• _What is required_
Word for word, transcribe the lines below and drop the pictures.

(Data records)
☆ ☆ ☆

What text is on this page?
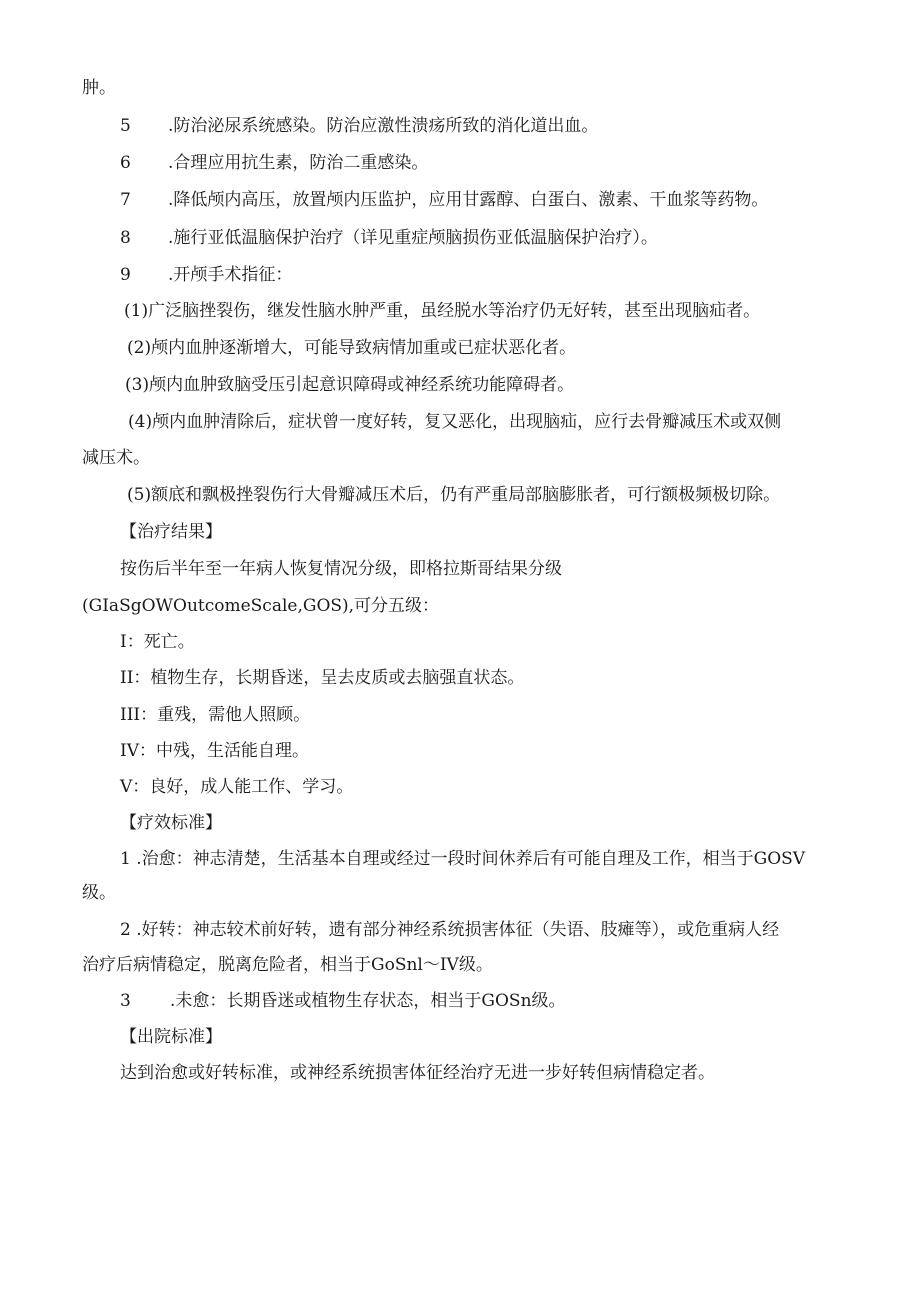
肿。
5 .防治泌尿系统感染。防治应激性溃疡所致的消化道出血。
6 .合理应用抗生素，防治二重感染。
7 .降低颅内高压，放置颅内压监护，应用甘露醇、白蛋白、激素、干血浆等药物。
8 .施行亚低温脑保护治疗（详见重症颅脑损伤亚低温脑保护治疗）。
9 .开颅手术指征：
(1)广泛脑挫裂伤，继发性脑水肿严重，虽经脱水等治疗仍无好转，甚至出现脑疝者。
(2)颅内血肿逐渐增大，可能导致病情加重或已症状恶化者。
(3)颅内血肿致脑受压引起意识障碍或神经系统功能障碍者。
(4)颅内血肿清除后，症状曾一度好转，复又恶化，出现脑疝，应行去骨瓣减压术或双侧
减压术。
(5)额底和飘极挫裂伤行大骨瓣减压术后，仍有严重局部脑膨胀者，可行额极频极切除。
【治疗结果】
按伤后半年至一年病人恢复情况分级，即格拉斯哥结果分级
(GIaSgOWOutcomeScale,GOS),可分五级：
I：死亡。
II：植物生存，长期昏迷，呈去皮质或去脑强直状态。
III：重残，需他人照顾。
IV：中残，生活能自理。
V：良好，成人能工作、学习。
【疗效标准】
1 .治愈：神志清楚，生活基本自理或经过一段时间休养后有可能自理及工作，相当于GOSV
级。
2 .好转：神志较术前好转，遗有部分神经系统损害体征（失语、肢瘫等），或危重病人经
治疗后病情稳定，脱离危险者，相当于GoSnl～IV级。
3 .未愈：长期昏迷或植物生存状态，相当于GOSn级。
【出院标准】
达到治愈或好转标准，或神经系统损害体征经治疗无进一步好转但病情稳定者。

☆ ☆ ☆

• _Final result_
What text is on this page?
肿。
5 .防治泌尿系统感染。防治应激性溃疡所致的消化道出血。
6 .合理应用抗生素，防治二重感染。
7 .降低颅内高压，放置颅内压监护，应用甘露醇、白蛋白、激素、干血浆等药物。
8 .施行亚低温脑保护治疗（详见重症颅脑损伤亚低温脑保护治疗）。
9 .开颅手术指征：
(1)广泛脑挫裂伤，继发性脑水肿严重，虽经脱水等治疗仍无好转，甚至出现脑疝者。
(2)颅内血肿逐渐增大，可能导致病情加重或已症状恶化者。
(3)颅内血肿致脑受压引起意识障碍或神经系统功能障碍者。
(4)颅内血肿清除后，症状曾一度好转，复又恶化，出现脑疝，应行去骨瓣减压术或双侧
减压术。
(5)额底和飘极挫裂伤行大骨瓣减压术后，仍有严重局部脑膨胀者，可行额极频极切除。
【治疗结果】
按伤后半年至一年病人恢复情况分级，即格拉斯哥结果分级
(GIaSgOWOutcomeScale,GOS),可分五级：
I：死亡。
II：植物生存，长期昏迷，呈去皮质或去脑强直状态。
III：重残，需他人照顾。
IV：中残，生活能自理。
V：良好，成人能工作、学习。
【疗效标准】
1 .治愈：神志清楚，生活基本自理或经过一段时间休养后有可能自理及工作，相当于GOSV
级。
2 .好转：神志较术前好转，遗有部分神经系统损害体征（失语、肢瘫等），或危重病人经
治疗后病情稳定，脱离危险者，相当于GoSnl～IV级。
3 .未愈：长期昏迷或植物生存状态，相当于GOSn级。
【出院标准】
达到治愈或好转标准，或神经系统损害体征经治疗无进一步好转但病情稳定者。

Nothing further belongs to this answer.